**PROBLEM DETAILS:**
Among the entries below, find the lines with "được" and copy them.

**GIVEN RECORDS:**
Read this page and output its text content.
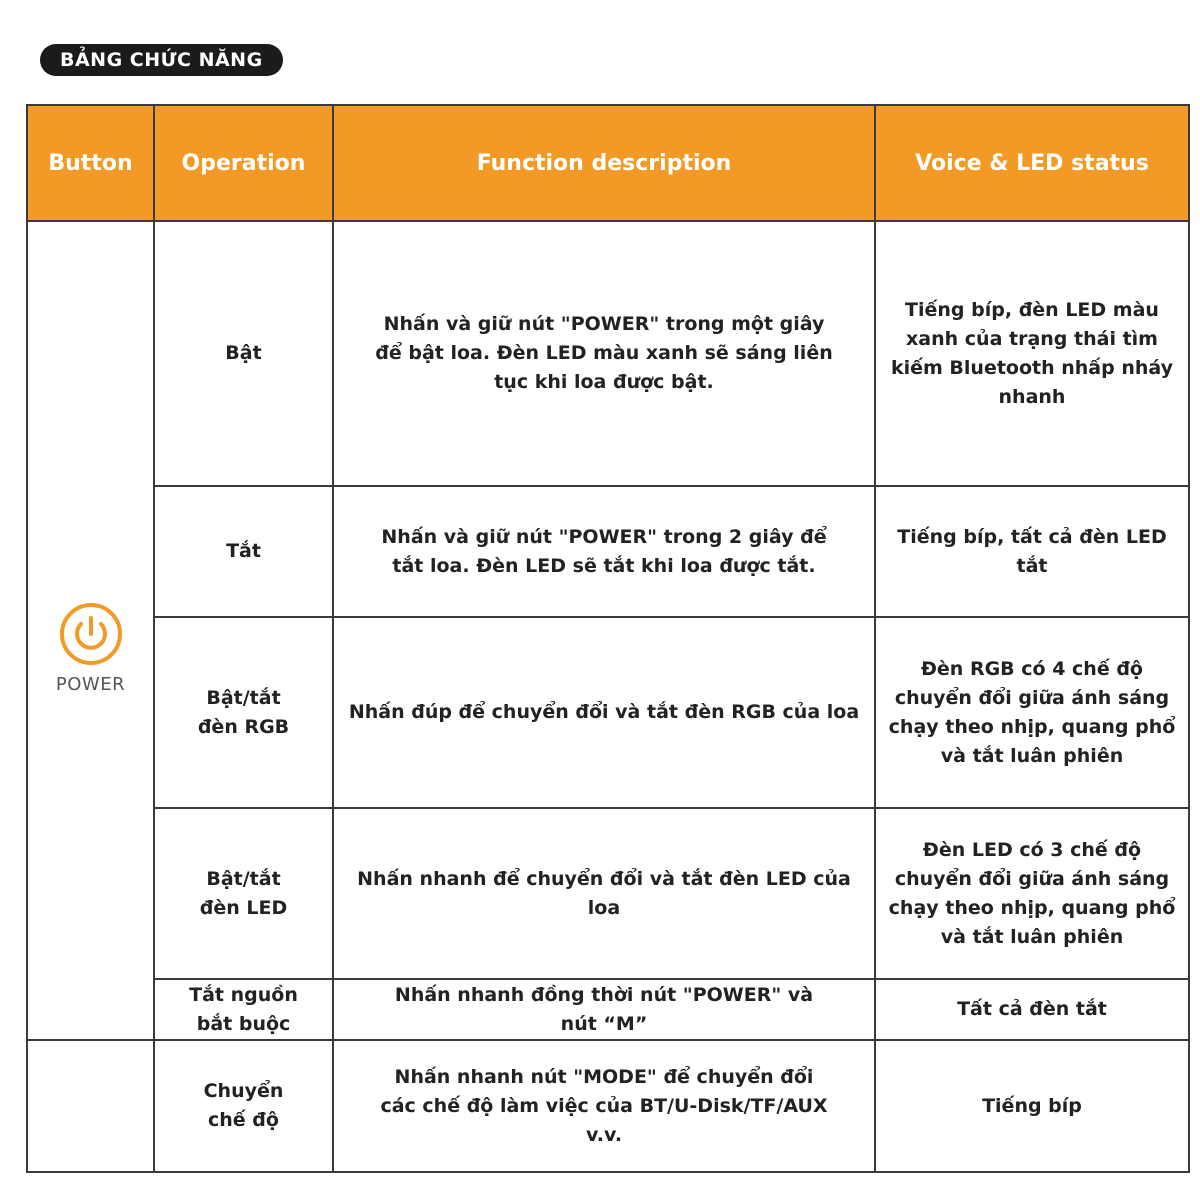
BẢNG CHỨC NĂNG
Button	Operation	Function description	Voice & LED status

POWER	Bật	Nhấn và giữ nút "POWER" trong một giây để bật loa. Đèn LED màu xanh sẽ sáng liên tục khi loa được bật.	Tiếng bíp, đèn LED màu xanh của trạng thái tìm kiếm Bluetooth nhấp nháy nhanh
	Tắt	Nhấn và giữ nút "POWER" trong 2 giây để tắt loa. Đèn LED sẽ tắt khi loa được tắt.	Tiếng bíp, tất cả đèn LED tắt
	Bật/tắt đèn RGB	Nhấn đúp để chuyển đổi và tắt đèn RGB của loa	Đèn RGB có 4 chế độ chuyển đổi giữa ánh sáng chạy theo nhịp, quang phổ và tắt luân phiên
	Bật/tắt đèn LED	Nhấn nhanh để chuyển đổi và tắt đèn LED của loa	Đèn LED có 3 chế độ chuyển đổi giữa ánh sáng chạy theo nhịp, quang phổ và tắt luân phiên
	Tắt nguồn bắt buộc	Nhấn nhanh đồng thời nút "POWER" và nút “M”	Tất cả đèn tắt
	Chuyển chế độ	Nhấn nhanh nút "MODE" để chuyển đổi các chế độ làm việc của BT/U-Disk/TF/AUX v.v.	Tiếng bíp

**SOLUTION TO THE EXERCISE:**
POWER	Bật	Nhấn và giữ nút "POWER" trong một giây để bật loa. Đèn LED màu xanh sẽ sáng liên tục khi loa được bật.	Tiếng bíp, đèn LED màu xanh của trạng thái tìm kiếm Bluetooth nhấp nháy nhanh
	Tắt	Nhấn và giữ nút "POWER" trong 2 giây để tắt loa. Đèn LED sẽ tắt khi loa được tắt.	Tiếng bíp, tất cả đèn LED tắt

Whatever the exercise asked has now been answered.